[START OF Input material]

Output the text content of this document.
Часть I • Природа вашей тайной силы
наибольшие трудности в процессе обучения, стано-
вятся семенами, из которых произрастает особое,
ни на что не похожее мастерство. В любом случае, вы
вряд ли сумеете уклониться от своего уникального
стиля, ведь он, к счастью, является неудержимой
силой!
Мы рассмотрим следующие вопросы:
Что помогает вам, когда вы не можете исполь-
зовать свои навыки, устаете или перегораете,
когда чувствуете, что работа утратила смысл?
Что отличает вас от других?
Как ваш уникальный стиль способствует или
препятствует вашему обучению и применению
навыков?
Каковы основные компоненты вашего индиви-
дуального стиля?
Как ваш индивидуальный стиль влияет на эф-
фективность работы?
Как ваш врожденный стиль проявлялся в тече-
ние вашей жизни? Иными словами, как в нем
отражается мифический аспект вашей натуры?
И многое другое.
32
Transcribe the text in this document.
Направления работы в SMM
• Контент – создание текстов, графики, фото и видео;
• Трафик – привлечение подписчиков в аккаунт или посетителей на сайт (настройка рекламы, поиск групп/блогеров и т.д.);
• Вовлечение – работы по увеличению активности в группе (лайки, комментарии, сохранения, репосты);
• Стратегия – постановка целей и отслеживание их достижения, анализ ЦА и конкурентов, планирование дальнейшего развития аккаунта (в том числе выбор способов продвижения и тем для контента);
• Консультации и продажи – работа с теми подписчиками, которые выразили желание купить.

[END OF Input material]

» **Task to carry out**
All of the entries should be written out again exactly.

» **Reply**
Output the text content of this document.
Часть I • Природа вашей тайной силы
наибольшие трудности в процессе обучения, стано-
вятся семенами, из которых произрастает особое,
ни на что не похожее мастерство. В любом случае, вы
вряд ли сумеете уклониться от своего уникального
стиля, ведь он, к счастью, является неудержимой
силой!
Мы рассмотрим следующие вопросы:
Что помогает вам, когда вы не можете исполь-
зовать свои навыки, устаете или перегораете,
когда чувствуете, что работа утратила смысл?
Что отличает вас от других?
Как ваш уникальный стиль способствует или
препятствует вашему обучению и применению
навыков?
Каковы основные компоненты вашего индиви-
дуального стиля?
Как ваш индивидуальный стиль влияет на эф-
фективность работы?
Как ваш врожденный стиль проявлялся в тече-
ние вашей жизни? Иными словами, как в нем
отражается мифический аспект вашей натуры?
И многое другое.
32
Transcribe the text in this document.
Направления работы в SMM
• Контент – создание текстов, графики, фото и видео;
• Трафик – привлечение подписчиков в аккаунт или посетителей на сайт (настройка рекламы, поиск групп/блогеров и т.д.);
• Вовлечение – работы по увеличению активности в группе (лайки, комментарии, сохранения, репосты);
• Стратегия – постановка целей и отслеживание их достижения, анализ ЦА и конкурентов, планирование дальнейшего развития аккаунта (в том числе выбор способов продвижения и тем для контента);
• Консультации и продажи – работа с теми подписчиками, которые выразили желание купить.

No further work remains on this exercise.